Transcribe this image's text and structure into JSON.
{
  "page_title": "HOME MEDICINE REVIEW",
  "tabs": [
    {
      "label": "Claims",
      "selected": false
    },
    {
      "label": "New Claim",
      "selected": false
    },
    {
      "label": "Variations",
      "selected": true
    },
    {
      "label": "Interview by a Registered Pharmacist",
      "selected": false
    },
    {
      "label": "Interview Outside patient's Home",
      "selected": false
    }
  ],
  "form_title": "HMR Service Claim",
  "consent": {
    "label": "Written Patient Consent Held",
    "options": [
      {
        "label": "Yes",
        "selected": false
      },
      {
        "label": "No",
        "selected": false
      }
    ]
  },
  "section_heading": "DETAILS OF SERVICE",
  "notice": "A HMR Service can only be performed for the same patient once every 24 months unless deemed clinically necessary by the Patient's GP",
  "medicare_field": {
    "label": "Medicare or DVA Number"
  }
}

━━━━━━━━━━

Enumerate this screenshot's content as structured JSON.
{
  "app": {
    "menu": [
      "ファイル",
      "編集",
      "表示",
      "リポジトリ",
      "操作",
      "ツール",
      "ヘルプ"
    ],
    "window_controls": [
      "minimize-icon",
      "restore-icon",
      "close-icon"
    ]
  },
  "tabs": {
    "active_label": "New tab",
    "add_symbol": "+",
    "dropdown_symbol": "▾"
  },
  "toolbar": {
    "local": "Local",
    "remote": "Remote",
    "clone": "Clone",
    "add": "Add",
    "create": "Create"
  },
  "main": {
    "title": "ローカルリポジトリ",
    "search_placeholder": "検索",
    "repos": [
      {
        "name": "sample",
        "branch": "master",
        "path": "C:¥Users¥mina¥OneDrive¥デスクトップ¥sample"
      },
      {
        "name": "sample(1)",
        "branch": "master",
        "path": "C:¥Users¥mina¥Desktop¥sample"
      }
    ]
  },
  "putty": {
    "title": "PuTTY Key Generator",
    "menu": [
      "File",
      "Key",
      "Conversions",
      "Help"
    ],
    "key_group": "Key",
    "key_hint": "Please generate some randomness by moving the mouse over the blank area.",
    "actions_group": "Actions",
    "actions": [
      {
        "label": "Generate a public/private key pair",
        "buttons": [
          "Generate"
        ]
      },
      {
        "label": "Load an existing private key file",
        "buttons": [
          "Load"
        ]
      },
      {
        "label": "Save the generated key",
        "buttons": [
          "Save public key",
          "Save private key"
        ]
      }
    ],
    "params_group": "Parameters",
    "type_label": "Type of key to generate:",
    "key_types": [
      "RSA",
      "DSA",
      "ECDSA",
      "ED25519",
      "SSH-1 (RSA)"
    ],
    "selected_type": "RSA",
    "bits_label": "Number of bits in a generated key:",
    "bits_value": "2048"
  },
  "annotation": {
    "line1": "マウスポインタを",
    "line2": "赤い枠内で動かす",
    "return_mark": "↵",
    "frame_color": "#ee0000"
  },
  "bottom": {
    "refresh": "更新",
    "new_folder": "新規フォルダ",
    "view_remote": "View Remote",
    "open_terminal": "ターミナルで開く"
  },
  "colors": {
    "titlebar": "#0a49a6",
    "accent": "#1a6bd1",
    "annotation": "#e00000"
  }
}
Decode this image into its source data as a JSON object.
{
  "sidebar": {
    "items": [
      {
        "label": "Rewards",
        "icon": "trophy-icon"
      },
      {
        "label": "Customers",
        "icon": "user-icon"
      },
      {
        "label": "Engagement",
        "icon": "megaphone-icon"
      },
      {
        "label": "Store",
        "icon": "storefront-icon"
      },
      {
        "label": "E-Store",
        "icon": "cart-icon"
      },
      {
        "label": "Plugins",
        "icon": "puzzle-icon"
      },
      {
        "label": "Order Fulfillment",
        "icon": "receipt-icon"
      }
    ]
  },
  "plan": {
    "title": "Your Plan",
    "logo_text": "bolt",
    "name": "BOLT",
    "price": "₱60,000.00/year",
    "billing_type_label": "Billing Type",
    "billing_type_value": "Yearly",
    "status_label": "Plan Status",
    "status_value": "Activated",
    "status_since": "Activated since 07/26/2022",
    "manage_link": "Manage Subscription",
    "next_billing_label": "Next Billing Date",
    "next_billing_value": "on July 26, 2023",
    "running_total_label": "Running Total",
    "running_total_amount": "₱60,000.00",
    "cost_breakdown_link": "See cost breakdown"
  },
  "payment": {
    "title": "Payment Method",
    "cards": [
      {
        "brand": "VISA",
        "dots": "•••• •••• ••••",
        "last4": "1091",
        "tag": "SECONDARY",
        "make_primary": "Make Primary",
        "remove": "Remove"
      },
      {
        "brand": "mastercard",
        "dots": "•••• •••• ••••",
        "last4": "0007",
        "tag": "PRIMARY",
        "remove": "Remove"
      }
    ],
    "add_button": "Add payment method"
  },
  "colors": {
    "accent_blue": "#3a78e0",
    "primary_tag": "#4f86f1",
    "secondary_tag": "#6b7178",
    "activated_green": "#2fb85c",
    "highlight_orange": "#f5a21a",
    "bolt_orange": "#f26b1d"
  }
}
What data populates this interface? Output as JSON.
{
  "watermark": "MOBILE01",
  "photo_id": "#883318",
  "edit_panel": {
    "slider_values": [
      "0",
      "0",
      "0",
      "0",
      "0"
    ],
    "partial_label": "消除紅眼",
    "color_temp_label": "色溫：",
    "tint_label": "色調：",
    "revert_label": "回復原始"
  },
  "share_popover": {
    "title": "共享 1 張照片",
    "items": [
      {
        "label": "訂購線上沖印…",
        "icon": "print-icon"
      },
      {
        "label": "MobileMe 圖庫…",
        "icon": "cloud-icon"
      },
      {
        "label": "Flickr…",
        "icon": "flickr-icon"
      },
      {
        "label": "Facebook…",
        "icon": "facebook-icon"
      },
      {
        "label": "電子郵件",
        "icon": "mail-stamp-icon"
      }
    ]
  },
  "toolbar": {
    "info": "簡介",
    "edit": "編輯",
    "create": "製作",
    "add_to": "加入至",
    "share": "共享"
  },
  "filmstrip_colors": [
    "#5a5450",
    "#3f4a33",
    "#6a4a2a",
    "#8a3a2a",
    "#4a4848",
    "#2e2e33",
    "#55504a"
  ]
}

━━━━━━━━━━

Give solely the number of lines in the data that contain the string "path".

2